DATASET EXTRACT –
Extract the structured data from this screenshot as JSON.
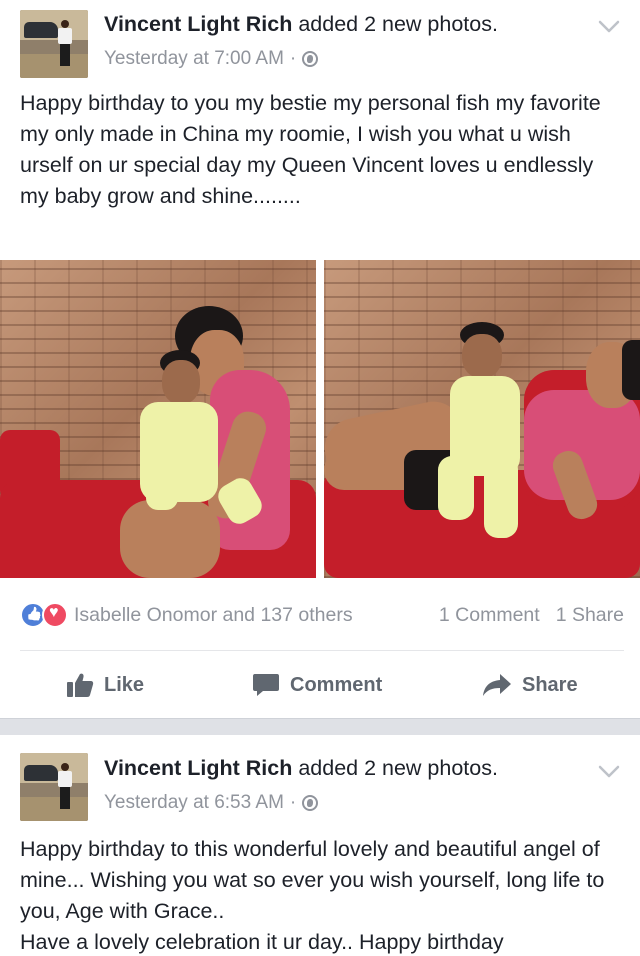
{
  "posts": [
    {
      "author": "Vincent Light Rich",
      "action": " added 2 new photos.",
      "time": "Yesterday at 7:00 AM",
      "separator": "·",
      "text": "Happy birthday to you my bestie my personal fish my favorite my only made in China my roomie, I wish you what u wish urself on ur special day my Queen Vincent loves u endlessly my baby grow and shine........",
      "reactors": "Isabelle Onomor and 137 others",
      "comments": "1 Comment",
      "shares": "1 Share",
      "actions": {
        "like": "Like",
        "comment": "Comment",
        "share": "Share"
      }
    },
    {
      "author": "Vincent Light Rich",
      "action": " added 2 new photos.",
      "time": "Yesterday at 6:53 AM",
      "separator": "·",
      "text": "Happy birthday to this wonderful lovely and beautiful angel of mine... Wishing you wat so ever you wish yourself, long life to you,  Age with Grace..\n Have a lovely celebration it ur day.. Happy birthday"
    }
  ],
  "icons": {
    "reaction_like": "like-reaction-icon",
    "reaction_love": "love-reaction-icon",
    "audience": "globe-icon",
    "menu": "chevron-down-icon"
  },
  "colors": {
    "text": "#1d2129",
    "secondary": "#90949c",
    "like_blue": "#4f7fd8",
    "love_red": "#ef4a62",
    "divider_band": "#dfe1e6"
  }
}
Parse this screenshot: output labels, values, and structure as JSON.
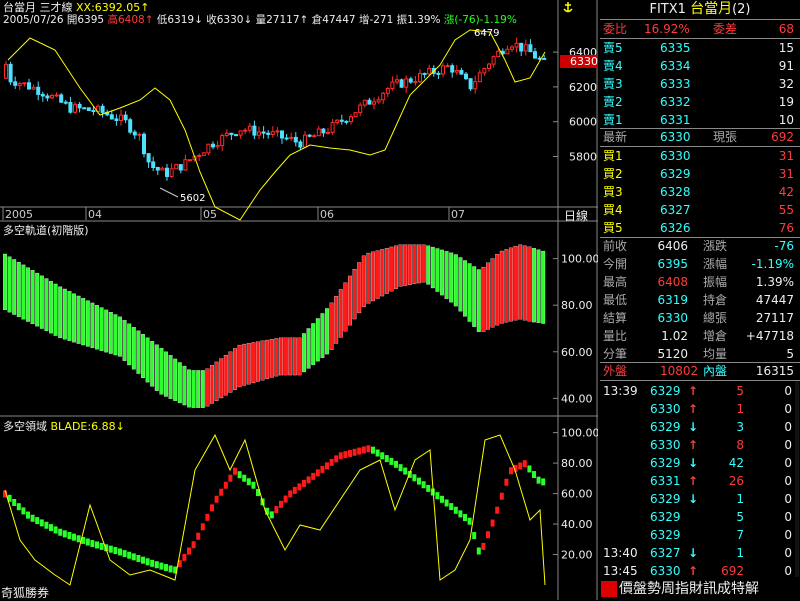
{
  "header": {
    "name": "台當月",
    "indicator": "三才線",
    "xx_label": "XX:",
    "xx_value": "6392.05",
    "date": "2005/07/26",
    "open_label": "開",
    "open": "6395",
    "high_label": "高",
    "high": "6408",
    "low_label": "低",
    "low": "6319",
    "close_label": "收",
    "close": "6330",
    "vol_label": "量",
    "vol": "27117",
    "oi_label": "倉",
    "oi": "47447",
    "oi_chg_label": "增",
    "oi_chg": "-271",
    "amp_label": "振",
    "amp": "1.39%",
    "chg_label": "漲",
    "chg": "(-76)",
    "chg_pct": "-1.19%",
    "up_arrow": "↑",
    "down_arrow": "↓"
  },
  "top_icon": "anchor-icon",
  "main_chart": {
    "y_ticks": [
      "6400",
      "6200",
      "6000",
      "5800"
    ],
    "price_tag": "6330",
    "high_note": "6479",
    "low_note": "5602",
    "x_labels": [
      "2005",
      "04",
      "05",
      "06",
      "07"
    ],
    "period_label": "日線"
  },
  "mid_chart": {
    "title": "多空軌道(初階版)",
    "y_ticks": [
      "100.00",
      "80.00",
      "60.00",
      "40.00"
    ]
  },
  "low_chart": {
    "title": "多空領域",
    "blade_label": "BLADE:6.88",
    "blade_arrow": "↓",
    "y_ticks": [
      "100.00",
      "80.00",
      "60.00",
      "40.00",
      "20.00"
    ],
    "footer": "奇狐勝券"
  },
  "quote": {
    "symbol": "FITX1",
    "name": "台當月",
    "count": "(2)",
    "ratio_label": "委比",
    "ratio": "16.92%",
    "diff_label": "委差",
    "diff": "68",
    "asks": [
      {
        "label": "賣5",
        "price": "6335",
        "vol": "15"
      },
      {
        "label": "賣4",
        "price": "6334",
        "vol": "91"
      },
      {
        "label": "賣3",
        "price": "6333",
        "vol": "32"
      },
      {
        "label": "賣2",
        "price": "6332",
        "vol": "19"
      },
      {
        "label": "賣1",
        "price": "6331",
        "vol": "10"
      }
    ],
    "last_label": "最新",
    "last": "6330",
    "now_label": "現張",
    "now": "692",
    "bids": [
      {
        "label": "買1",
        "price": "6330",
        "vol": "31"
      },
      {
        "label": "買2",
        "price": "6329",
        "vol": "31"
      },
      {
        "label": "買3",
        "price": "6328",
        "vol": "42"
      },
      {
        "label": "買4",
        "price": "6327",
        "vol": "55"
      },
      {
        "label": "買5",
        "price": "6326",
        "vol": "76"
      }
    ],
    "stats": [
      {
        "l1": "前收",
        "v1": "6406",
        "c1": "white",
        "l2": "漲跌",
        "v2": "-76",
        "c2": "cyan"
      },
      {
        "l1": "今開",
        "v1": "6395",
        "c1": "cyan",
        "l2": "漲幅",
        "v2": "-1.19%",
        "c2": "cyan"
      },
      {
        "l1": "最高",
        "v1": "6408",
        "c1": "red",
        "l2": "振幅",
        "v2": "1.39%",
        "c2": "white"
      },
      {
        "l1": "最低",
        "v1": "6319",
        "c1": "cyan",
        "l2": "持倉",
        "v2": "47447",
        "c2": "white"
      },
      {
        "l1": "結算",
        "v1": "6330",
        "c1": "cyan",
        "l2": "總張",
        "v2": "27117",
        "c2": "white"
      },
      {
        "l1": "量比",
        "v1": "1.02",
        "c1": "white",
        "l2": "增倉",
        "v2": "+47718",
        "c2": "white"
      },
      {
        "l1": "分筆",
        "v1": "5120",
        "c1": "white",
        "l2": "均量",
        "v2": "5",
        "c2": "white"
      }
    ],
    "outer_label": "外盤",
    "outer": "10802",
    "inner_label": "內盤",
    "inner": "16315"
  },
  "ticks": [
    {
      "time": "13:39",
      "price": "6329",
      "arrow": "↑",
      "vol": "5",
      "chg": "0"
    },
    {
      "time": "",
      "price": "6330",
      "arrow": "↑",
      "vol": "1",
      "chg": "0"
    },
    {
      "time": "",
      "price": "6329",
      "arrow": "↓",
      "vol": "3",
      "chg": "0"
    },
    {
      "time": "",
      "price": "6330",
      "arrow": "↑",
      "vol": "8",
      "chg": "0"
    },
    {
      "time": "",
      "price": "6329",
      "arrow": "↓",
      "vol": "42",
      "chg": "0"
    },
    {
      "time": "",
      "price": "6331",
      "arrow": "↑",
      "vol": "26",
      "chg": "0"
    },
    {
      "time": "",
      "price": "6329",
      "arrow": "↓",
      "vol": "1",
      "chg": "0"
    },
    {
      "time": "",
      "price": "6329",
      "arrow": "",
      "vol": "5",
      "chg": "0"
    },
    {
      "time": "",
      "price": "6329",
      "arrow": "",
      "vol": "7",
      "chg": "0"
    },
    {
      "time": "13:40",
      "price": "6327",
      "arrow": "↓",
      "vol": "1",
      "chg": "0"
    },
    {
      "time": "13:45",
      "price": "6330",
      "arrow": "↑",
      "vol": "692",
      "chg": "0"
    }
  ],
  "footer_banner": "價盤勢周指財訊成特解"
}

YOUR OBJECTIVE –
Reproduce the listing above exactly, excluding all pictures.

THE COMPLETED TASK –
Extract the structured data from this screenshot as JSON.
{
  "posts": [
    {
      "author": "Vincent Light Rich",
      "action": " added 2 new photos.",
      "time": "Yesterday at 7:00 AM",
      "separator": "·",
      "text": "Happy birthday to you my bestie my personal fish my favorite my only made in China my roomie, I wish you what u wish urself on ur special day my Queen Vincent loves u endlessly my baby grow and shine........",
      "reactors": "Isabelle Onomor and 137 others",
      "comments": "1 Comment",
      "shares": "1 Share",
      "actions": {
        "like": "Like",
        "comment": "Comment",
        "share": "Share"
      }
    },
    {
      "author": "Vincent Light Rich",
      "action": " added 2 new photos.",
      "time": "Yesterday at 6:53 AM",
      "separator": "·",
      "text": "Happy birthday to this wonderful lovely and beautiful angel of mine... Wishing you wat so ever you wish yourself, long life to you,  Age with Grace..\n Have a lovely celebration it ur day.. Happy birthday"
    }
  ],
  "icons": {
    "reaction_like": "like-reaction-icon",
    "reaction_love": "love-reaction-icon",
    "audience": "globe-icon",
    "menu": "chevron-down-icon"
  },
  "colors": {
    "text": "#1d2129",
    "secondary": "#90949c",
    "like_blue": "#4f7fd8",
    "love_red": "#ef4a62",
    "divider_band": "#dfe1e6"
  }
}
Parse this screenshot: output labels, values, and structure as JSON.
{
  "header": {
    "name": "台當月",
    "indicator": "三才線",
    "xx_label": "XX:",
    "xx_value": "6392.05",
    "date": "2005/07/26",
    "open_label": "開",
    "open": "6395",
    "high_label": "高",
    "high": "6408",
    "low_label": "低",
    "low": "6319",
    "close_label": "收",
    "close": "6330",
    "vol_label": "量",
    "vol": "27117",
    "oi_label": "倉",
    "oi": "47447",
    "oi_chg_label": "增",
    "oi_chg": "-271",
    "amp_label": "振",
    "amp": "1.39%",
    "chg_label": "漲",
    "chg": "(-76)",
    "chg_pct": "-1.19%",
    "up_arrow": "↑",
    "down_arrow": "↓"
  },
  "top_icon": "anchor-icon",
  "main_chart": {
    "y_ticks": [
      "6400",
      "6200",
      "6000",
      "5800"
    ],
    "price_tag": "6330",
    "high_note": "6479",
    "low_note": "5602",
    "x_labels": [
      "2005",
      "04",
      "05",
      "06",
      "07"
    ],
    "period_label": "日線"
  },
  "mid_chart": {
    "title": "多空軌道(初階版)",
    "y_ticks": [
      "100.00",
      "80.00",
      "60.00",
      "40.00"
    ]
  },
  "low_chart": {
    "title": "多空領域",
    "blade_label": "BLADE:6.88",
    "blade_arrow": "↓",
    "y_ticks": [
      "100.00",
      "80.00",
      "60.00",
      "40.00",
      "20.00"
    ],
    "footer": "奇狐勝券"
  },
  "quote": {
    "symbol": "FITX1",
    "name": "台當月",
    "count": "(2)",
    "ratio_label": "委比",
    "ratio": "16.92%",
    "diff_label": "委差",
    "diff": "68",
    "asks": [
      {
        "label": "賣5",
        "price": "6335",
        "vol": "15"
      },
      {
        "label": "賣4",
        "price": "6334",
        "vol": "91"
      },
      {
        "label": "賣3",
        "price": "6333",
        "vol": "32"
      },
      {
        "label": "賣2",
        "price": "6332",
        "vol": "19"
      },
      {
        "label": "賣1",
        "price": "6331",
        "vol": "10"
      }
    ],
    "last_label": "最新",
    "last": "6330",
    "now_label": "現張",
    "now": "692",
    "bids": [
      {
        "label": "買1",
        "price": "6330",
        "vol": "31"
      },
      {
        "label": "買2",
        "price": "6329",
        "vol": "31"
      },
      {
        "label": "買3",
        "price": "6328",
        "vol": "42"
      },
      {
        "label": "買4",
        "price": "6327",
        "vol": "55"
      },
      {
        "label": "買5",
        "price": "6326",
        "vol": "76"
      }
    ],
    "stats": [
      {
        "l1": "前收",
        "v1": "6406",
        "c1": "white",
        "l2": "漲跌",
        "v2": "-76",
        "c2": "cyan"
      },
      {
        "l1": "今開",
        "v1": "6395",
        "c1": "cyan",
        "l2": "漲幅",
        "v2": "-1.19%",
        "c2": "cyan"
      },
      {
        "l1": "最高",
        "v1": "6408",
        "c1": "red",
        "l2": "振幅",
        "v2": "1.39%",
        "c2": "white"
      },
      {
        "l1": "最低",
        "v1": "6319",
        "c1": "cyan",
        "l2": "持倉",
        "v2": "47447",
        "c2": "white"
      },
      {
        "l1": "結算",
        "v1": "6330",
        "c1": "cyan",
        "l2": "總張",
        "v2": "27117",
        "c2": "white"
      },
      {
        "l1": "量比",
        "v1": "1.02",
        "c1": "white",
        "l2": "增倉",
        "v2": "+47718",
        "c2": "white"
      },
      {
        "l1": "分筆",
        "v1": "5120",
        "c1": "white",
        "l2": "均量",
        "v2": "5",
        "c2": "white"
      }
    ],
    "outer_label": "外盤",
    "outer": "10802",
    "inner_label": "內盤",
    "inner": "16315"
  },
  "ticks": [
    {
      "time": "13:39",
      "price": "6329",
      "arrow": "↑",
      "vol": "5",
      "chg": "0"
    },
    {
      "time": "",
      "price": "6330",
      "arrow": "↑",
      "vol": "1",
      "chg": "0"
    },
    {
      "time": "",
      "price": "6329",
      "arrow": "↓",
      "vol": "3",
      "chg": "0"
    },
    {
      "time": "",
      "price": "6330",
      "arrow": "↑",
      "vol": "8",
      "chg": "0"
    },
    {
      "time": "",
      "price": "6329",
      "arrow": "↓",
      "vol": "42",
      "chg": "0"
    },
    {
      "time": "",
      "price": "6331",
      "arrow": "↑",
      "vol": "26",
      "chg": "0"
    },
    {
      "time": "",
      "price": "6329",
      "arrow": "↓",
      "vol": "1",
      "chg": "0"
    },
    {
      "time": "",
      "price": "6329",
      "arrow": "",
      "vol": "5",
      "chg": "0"
    },
    {
      "time": "",
      "price": "6329",
      "arrow": "",
      "vol": "7",
      "chg": "0"
    },
    {
      "time": "13:40",
      "price": "6327",
      "arrow": "↓",
      "vol": "1",
      "chg": "0"
    },
    {
      "time": "13:45",
      "price": "6330",
      "arrow": "↑",
      "vol": "692",
      "chg": "0"
    }
  ],
  "footer_banner": "價盤勢周指財訊成特解"
}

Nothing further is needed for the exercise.